▶ [Stored data entries]:
--*--

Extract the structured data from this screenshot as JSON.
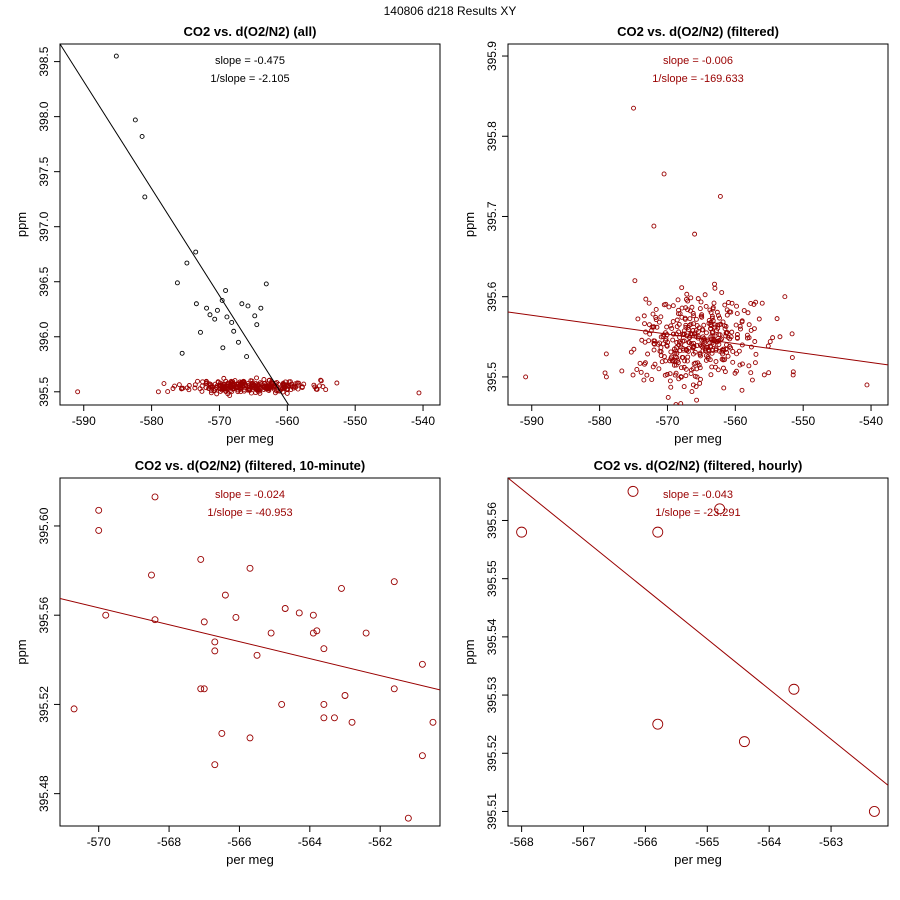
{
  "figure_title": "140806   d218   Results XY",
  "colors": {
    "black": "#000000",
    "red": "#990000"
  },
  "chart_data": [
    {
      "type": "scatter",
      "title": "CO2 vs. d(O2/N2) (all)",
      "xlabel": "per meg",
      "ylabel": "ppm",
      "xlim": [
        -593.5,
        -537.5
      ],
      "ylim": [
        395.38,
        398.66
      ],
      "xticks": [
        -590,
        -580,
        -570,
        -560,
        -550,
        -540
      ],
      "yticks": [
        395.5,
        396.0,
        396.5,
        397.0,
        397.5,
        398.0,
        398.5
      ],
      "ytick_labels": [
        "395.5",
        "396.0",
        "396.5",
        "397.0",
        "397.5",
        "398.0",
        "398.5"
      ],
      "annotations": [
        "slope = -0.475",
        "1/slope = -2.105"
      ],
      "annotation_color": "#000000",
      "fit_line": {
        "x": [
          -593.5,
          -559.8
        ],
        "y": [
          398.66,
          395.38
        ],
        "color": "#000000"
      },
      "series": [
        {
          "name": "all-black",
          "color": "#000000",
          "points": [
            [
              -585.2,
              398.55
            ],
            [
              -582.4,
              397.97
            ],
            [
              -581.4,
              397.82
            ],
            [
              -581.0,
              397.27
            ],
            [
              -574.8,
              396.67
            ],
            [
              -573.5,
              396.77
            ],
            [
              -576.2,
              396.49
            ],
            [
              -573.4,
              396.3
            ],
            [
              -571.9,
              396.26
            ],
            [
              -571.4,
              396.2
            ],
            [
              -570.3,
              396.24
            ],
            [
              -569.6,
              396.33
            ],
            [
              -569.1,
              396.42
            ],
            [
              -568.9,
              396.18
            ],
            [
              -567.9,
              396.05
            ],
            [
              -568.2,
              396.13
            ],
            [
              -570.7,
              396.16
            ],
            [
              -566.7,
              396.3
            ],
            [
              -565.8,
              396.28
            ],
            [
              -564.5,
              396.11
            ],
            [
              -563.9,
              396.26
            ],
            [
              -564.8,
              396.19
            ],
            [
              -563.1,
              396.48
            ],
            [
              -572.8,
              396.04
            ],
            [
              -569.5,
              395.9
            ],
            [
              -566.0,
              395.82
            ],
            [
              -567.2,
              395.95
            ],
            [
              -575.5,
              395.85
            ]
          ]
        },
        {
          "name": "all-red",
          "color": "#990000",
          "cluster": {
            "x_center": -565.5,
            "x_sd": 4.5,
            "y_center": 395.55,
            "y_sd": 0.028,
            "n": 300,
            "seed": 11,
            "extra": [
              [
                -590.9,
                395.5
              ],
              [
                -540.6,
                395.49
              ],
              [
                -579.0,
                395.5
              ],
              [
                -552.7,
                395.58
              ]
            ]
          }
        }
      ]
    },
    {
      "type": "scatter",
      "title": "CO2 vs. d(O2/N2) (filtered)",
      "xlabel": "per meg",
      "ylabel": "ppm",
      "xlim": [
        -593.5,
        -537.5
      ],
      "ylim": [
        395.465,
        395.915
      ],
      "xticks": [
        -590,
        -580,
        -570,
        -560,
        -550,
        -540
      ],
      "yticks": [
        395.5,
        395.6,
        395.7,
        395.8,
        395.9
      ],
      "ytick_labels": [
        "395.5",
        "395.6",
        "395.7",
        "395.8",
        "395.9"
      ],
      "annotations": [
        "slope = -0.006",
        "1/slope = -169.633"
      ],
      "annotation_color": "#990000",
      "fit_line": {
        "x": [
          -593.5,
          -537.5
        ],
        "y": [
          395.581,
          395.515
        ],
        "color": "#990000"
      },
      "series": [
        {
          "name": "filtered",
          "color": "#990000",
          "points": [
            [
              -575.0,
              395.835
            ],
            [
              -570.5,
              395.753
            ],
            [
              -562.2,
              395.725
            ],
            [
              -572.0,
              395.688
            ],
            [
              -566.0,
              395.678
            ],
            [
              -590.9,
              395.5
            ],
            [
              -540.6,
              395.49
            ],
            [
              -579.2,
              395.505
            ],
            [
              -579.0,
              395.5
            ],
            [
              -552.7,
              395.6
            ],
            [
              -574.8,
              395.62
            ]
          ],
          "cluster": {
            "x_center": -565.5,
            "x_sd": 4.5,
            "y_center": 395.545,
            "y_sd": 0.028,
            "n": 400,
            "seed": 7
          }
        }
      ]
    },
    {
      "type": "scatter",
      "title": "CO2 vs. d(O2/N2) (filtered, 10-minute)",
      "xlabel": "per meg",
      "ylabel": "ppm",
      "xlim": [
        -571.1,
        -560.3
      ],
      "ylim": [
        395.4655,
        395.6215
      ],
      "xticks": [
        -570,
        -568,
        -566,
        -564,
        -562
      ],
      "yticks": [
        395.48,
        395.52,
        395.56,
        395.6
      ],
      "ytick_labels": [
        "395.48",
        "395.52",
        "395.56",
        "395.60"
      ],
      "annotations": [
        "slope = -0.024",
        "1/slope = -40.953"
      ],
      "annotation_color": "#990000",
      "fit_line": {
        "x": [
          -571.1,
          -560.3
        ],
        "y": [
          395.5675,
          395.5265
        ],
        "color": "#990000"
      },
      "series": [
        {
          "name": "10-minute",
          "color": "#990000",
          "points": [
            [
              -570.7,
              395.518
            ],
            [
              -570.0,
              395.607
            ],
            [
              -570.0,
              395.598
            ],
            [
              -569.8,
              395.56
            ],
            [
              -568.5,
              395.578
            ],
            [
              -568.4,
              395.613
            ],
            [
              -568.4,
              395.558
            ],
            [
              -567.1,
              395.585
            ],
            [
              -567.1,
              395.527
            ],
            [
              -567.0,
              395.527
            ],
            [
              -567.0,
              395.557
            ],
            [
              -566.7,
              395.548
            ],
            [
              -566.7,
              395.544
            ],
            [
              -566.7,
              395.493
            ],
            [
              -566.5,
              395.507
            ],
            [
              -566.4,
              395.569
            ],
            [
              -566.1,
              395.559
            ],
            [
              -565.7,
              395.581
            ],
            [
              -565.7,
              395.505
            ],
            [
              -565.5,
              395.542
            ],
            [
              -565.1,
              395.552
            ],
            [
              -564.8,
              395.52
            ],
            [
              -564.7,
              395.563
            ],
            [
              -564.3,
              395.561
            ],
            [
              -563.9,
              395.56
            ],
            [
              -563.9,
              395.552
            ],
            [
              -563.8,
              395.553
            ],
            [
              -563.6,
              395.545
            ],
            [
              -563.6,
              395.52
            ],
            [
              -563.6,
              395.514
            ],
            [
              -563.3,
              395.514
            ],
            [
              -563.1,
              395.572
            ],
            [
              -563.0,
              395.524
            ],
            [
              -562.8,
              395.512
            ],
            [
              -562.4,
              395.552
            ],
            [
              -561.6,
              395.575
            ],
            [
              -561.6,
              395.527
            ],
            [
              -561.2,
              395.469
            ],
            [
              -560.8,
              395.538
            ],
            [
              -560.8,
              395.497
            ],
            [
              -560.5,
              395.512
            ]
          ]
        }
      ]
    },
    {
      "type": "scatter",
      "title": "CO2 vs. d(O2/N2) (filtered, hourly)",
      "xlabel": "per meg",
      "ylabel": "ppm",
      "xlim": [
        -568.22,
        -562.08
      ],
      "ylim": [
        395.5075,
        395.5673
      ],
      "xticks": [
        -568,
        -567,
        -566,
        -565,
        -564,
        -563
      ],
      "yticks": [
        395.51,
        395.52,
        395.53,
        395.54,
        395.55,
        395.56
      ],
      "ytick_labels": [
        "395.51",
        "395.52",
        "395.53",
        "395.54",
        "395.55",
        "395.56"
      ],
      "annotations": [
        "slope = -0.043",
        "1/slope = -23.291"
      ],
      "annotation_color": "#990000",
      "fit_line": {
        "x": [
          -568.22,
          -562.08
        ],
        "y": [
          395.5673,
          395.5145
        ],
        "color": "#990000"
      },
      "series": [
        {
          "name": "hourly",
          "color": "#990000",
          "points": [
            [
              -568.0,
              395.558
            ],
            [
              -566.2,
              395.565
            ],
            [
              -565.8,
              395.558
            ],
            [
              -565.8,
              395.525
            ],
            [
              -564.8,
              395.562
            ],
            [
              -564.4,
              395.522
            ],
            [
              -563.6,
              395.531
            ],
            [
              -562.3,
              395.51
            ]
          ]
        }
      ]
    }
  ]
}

--*--

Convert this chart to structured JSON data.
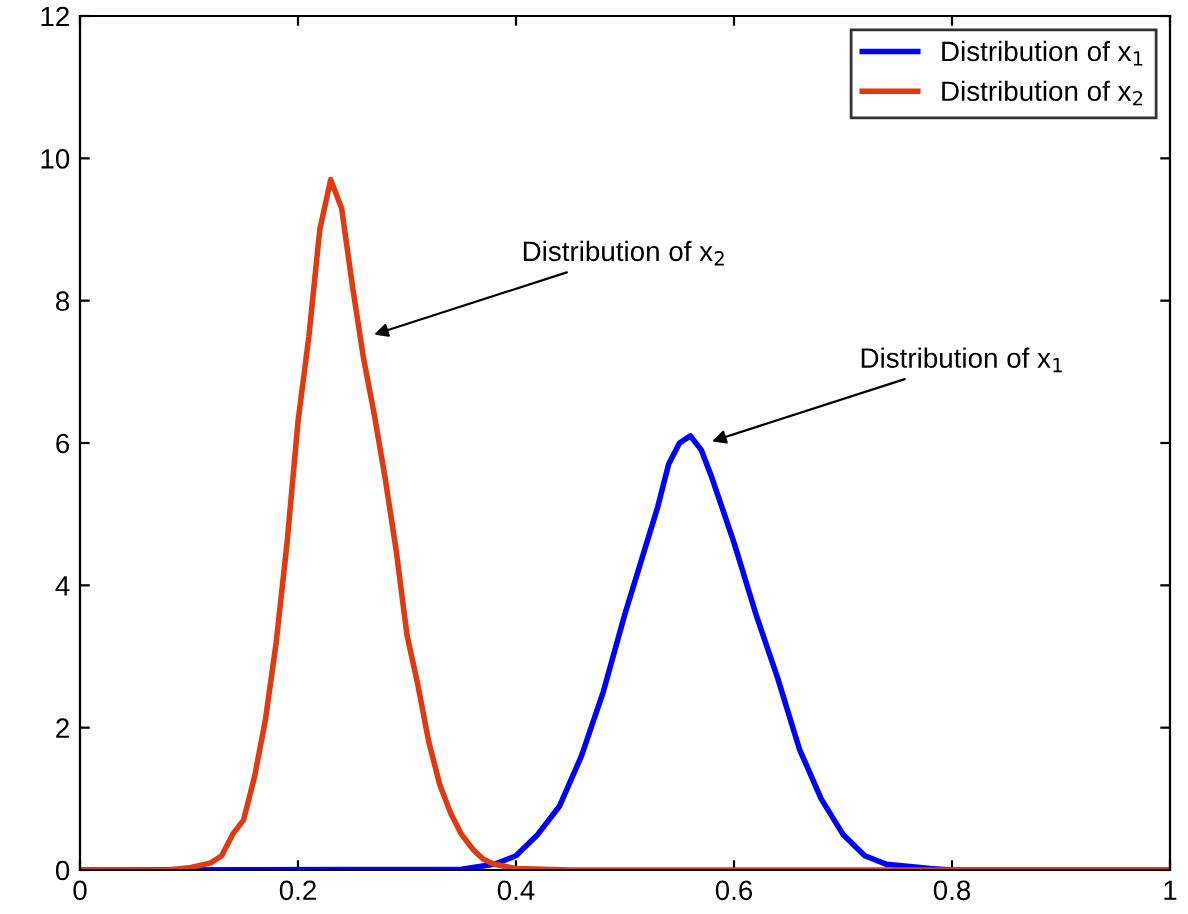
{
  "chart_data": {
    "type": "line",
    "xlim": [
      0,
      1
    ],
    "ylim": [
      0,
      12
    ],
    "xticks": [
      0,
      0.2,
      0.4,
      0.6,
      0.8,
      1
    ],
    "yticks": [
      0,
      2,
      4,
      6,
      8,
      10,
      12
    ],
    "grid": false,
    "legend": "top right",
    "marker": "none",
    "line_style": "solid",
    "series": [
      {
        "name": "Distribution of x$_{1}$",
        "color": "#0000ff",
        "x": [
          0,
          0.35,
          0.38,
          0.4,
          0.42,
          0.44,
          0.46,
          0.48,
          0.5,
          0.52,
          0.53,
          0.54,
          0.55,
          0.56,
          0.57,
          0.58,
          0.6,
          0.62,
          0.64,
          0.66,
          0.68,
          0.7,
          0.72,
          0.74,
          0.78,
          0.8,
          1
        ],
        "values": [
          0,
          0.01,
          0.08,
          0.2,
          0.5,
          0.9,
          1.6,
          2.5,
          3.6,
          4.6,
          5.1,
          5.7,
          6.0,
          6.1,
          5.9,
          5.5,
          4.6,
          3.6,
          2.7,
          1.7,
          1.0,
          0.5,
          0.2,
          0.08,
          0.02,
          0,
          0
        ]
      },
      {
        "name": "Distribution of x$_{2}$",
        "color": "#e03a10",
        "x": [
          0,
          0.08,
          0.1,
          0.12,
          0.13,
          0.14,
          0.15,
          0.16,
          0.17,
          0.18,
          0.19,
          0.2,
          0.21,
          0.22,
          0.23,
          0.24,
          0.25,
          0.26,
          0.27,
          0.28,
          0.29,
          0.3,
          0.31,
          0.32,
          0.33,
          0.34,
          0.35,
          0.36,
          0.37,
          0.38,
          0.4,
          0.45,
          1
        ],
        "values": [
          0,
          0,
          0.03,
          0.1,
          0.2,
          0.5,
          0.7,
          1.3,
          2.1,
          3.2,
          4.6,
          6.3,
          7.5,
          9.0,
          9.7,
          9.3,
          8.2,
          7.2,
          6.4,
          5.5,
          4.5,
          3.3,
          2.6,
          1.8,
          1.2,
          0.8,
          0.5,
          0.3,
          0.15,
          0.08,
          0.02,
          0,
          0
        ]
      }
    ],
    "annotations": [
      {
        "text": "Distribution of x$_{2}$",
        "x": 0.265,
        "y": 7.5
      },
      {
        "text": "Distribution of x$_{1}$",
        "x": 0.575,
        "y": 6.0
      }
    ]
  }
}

--*--

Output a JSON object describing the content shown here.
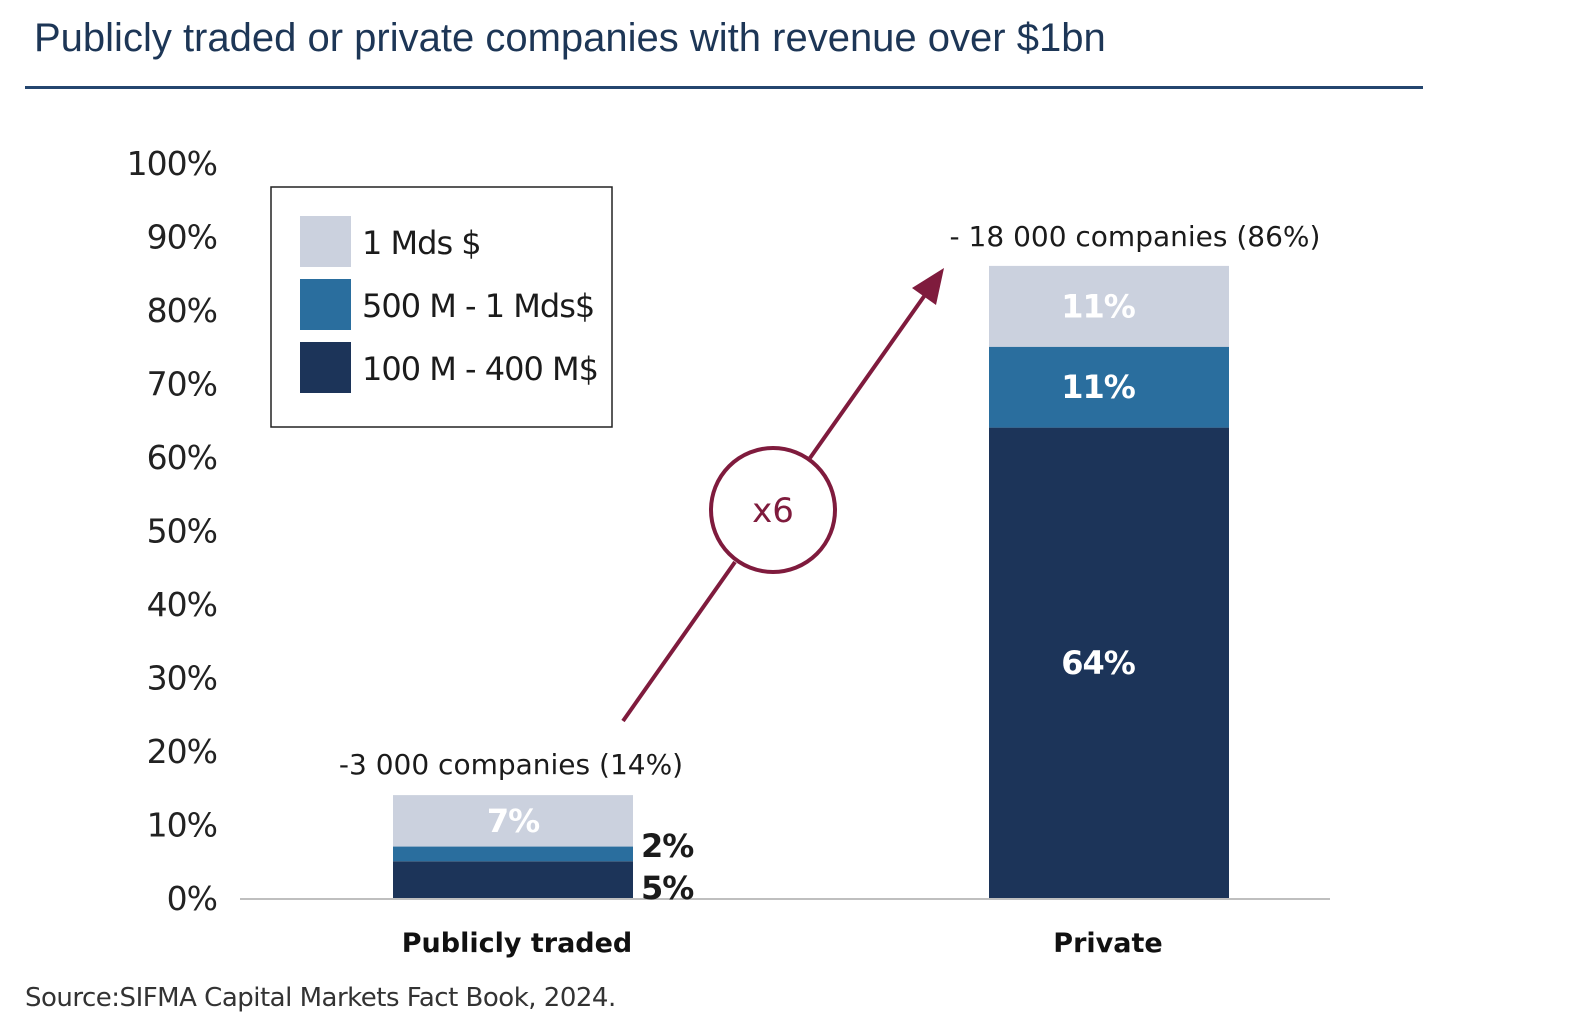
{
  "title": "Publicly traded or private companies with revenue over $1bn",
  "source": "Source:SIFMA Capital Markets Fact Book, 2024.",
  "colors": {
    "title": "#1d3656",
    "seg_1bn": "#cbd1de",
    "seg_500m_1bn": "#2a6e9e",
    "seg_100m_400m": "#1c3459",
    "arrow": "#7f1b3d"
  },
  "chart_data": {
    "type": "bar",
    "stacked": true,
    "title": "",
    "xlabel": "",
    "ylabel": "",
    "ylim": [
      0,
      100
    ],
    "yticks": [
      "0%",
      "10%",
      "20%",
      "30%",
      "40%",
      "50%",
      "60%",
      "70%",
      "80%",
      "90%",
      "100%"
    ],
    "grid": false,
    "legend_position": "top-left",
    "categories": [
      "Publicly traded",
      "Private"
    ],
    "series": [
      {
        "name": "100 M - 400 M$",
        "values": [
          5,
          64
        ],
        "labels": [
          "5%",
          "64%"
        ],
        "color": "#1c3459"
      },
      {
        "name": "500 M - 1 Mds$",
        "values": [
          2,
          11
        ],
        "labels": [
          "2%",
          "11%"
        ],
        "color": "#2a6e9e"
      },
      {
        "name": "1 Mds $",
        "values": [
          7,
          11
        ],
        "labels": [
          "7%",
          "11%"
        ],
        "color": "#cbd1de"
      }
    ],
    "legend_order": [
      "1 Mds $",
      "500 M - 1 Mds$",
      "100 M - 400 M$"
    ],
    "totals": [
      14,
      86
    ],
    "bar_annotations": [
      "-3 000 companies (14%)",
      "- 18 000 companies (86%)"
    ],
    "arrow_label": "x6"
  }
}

--*--

▶ [GIVEN EXERCISE]:
Check each line above for "name" and return the ones that have it.

▶ [ANSWER TO THIS PROBLEM]:
          "name": "all-black",
          "name": "all-red",
          "name": "filtered",
          "name": "10-minute",
          "name": "hourly",
        "name": "Distribution of x$_{1}$",
        "name": "Distribution of x$_{2}$",
        "name": "100 M - 400 M$",
        "name": "500 M - 1 Mds$",
        "name": "1 Mds $",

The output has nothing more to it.